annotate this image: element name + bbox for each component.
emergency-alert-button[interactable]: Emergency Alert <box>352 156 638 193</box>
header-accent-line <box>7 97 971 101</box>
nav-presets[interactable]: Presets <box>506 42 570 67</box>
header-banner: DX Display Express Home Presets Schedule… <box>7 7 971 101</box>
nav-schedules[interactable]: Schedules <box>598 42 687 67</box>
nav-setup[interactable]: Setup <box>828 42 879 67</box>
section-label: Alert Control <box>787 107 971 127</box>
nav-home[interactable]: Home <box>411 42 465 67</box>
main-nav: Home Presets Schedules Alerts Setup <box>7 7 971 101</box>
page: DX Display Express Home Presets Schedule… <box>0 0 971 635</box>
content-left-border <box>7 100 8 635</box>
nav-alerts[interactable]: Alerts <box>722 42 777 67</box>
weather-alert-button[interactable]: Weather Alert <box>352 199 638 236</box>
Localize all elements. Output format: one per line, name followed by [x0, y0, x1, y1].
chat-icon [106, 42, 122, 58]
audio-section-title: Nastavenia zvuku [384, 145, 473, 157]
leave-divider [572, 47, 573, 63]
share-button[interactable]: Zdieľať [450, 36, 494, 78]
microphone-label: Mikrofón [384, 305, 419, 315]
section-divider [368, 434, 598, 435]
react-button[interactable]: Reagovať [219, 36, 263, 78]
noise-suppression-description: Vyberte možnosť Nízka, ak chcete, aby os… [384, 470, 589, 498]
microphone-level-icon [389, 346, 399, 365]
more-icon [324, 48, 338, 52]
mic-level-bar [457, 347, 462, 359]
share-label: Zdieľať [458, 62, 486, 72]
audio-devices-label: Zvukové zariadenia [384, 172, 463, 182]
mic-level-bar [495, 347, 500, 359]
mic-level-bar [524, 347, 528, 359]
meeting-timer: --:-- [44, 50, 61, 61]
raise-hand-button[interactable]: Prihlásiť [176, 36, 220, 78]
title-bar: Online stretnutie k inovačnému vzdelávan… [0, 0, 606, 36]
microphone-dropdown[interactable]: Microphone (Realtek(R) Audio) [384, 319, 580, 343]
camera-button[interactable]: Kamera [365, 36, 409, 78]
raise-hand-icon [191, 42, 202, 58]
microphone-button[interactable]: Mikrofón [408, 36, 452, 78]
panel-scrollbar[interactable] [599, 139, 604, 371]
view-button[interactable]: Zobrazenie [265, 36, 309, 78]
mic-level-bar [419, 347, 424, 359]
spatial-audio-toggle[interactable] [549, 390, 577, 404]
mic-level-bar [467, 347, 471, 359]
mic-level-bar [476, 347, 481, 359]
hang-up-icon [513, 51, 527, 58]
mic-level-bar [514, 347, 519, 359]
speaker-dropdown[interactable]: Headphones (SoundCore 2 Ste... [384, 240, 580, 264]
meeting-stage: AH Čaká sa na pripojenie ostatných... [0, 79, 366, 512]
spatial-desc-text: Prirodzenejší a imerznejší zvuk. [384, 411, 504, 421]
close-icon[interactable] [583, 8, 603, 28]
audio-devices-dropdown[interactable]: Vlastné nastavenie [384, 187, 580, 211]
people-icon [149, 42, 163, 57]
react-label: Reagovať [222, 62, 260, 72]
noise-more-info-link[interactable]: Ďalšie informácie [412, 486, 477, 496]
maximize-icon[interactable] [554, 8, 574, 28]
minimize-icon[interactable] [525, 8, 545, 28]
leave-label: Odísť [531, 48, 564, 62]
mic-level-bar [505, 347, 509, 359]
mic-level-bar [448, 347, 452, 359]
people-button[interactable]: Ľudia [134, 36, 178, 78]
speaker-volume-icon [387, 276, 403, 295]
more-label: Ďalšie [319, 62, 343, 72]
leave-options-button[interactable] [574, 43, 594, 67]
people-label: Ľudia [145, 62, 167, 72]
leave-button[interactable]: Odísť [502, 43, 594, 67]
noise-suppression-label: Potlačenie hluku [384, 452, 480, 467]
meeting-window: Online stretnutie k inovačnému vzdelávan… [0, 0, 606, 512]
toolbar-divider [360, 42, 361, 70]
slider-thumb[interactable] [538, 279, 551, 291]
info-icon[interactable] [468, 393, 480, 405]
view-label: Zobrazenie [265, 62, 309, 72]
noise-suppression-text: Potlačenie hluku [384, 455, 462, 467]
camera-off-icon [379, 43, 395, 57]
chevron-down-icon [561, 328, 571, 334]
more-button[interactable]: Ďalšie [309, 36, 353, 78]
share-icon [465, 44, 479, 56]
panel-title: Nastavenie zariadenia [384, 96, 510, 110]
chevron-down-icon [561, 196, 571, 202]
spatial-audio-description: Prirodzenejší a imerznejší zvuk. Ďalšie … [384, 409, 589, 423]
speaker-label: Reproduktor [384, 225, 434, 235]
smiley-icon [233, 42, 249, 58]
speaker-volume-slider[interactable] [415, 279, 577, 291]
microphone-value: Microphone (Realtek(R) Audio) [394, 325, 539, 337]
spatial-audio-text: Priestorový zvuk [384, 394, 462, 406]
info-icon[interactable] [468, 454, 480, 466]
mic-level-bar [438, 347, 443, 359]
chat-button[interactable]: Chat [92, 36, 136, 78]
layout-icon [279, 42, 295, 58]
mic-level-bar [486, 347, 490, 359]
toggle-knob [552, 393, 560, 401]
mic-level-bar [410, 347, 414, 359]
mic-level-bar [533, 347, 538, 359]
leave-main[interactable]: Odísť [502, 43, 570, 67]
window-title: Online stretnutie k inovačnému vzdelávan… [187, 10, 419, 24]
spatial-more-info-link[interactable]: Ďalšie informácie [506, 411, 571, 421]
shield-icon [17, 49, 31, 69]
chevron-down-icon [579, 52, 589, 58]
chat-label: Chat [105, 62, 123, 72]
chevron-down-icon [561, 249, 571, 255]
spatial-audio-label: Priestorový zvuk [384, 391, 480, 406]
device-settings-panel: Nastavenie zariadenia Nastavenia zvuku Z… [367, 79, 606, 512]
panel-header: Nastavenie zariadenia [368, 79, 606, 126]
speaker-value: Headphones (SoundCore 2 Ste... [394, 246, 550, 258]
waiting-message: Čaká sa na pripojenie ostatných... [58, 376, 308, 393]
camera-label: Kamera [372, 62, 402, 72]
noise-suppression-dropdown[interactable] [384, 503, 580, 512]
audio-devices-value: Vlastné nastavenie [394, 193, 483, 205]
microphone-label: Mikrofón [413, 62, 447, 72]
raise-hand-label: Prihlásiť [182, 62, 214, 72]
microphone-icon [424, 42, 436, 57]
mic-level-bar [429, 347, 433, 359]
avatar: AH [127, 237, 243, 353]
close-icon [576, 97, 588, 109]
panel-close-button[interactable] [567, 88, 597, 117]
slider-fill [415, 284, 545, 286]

################

Exercise aim:
State how many lines of the records contain the word "Prirodzenejší". Give only the number.

Result:
2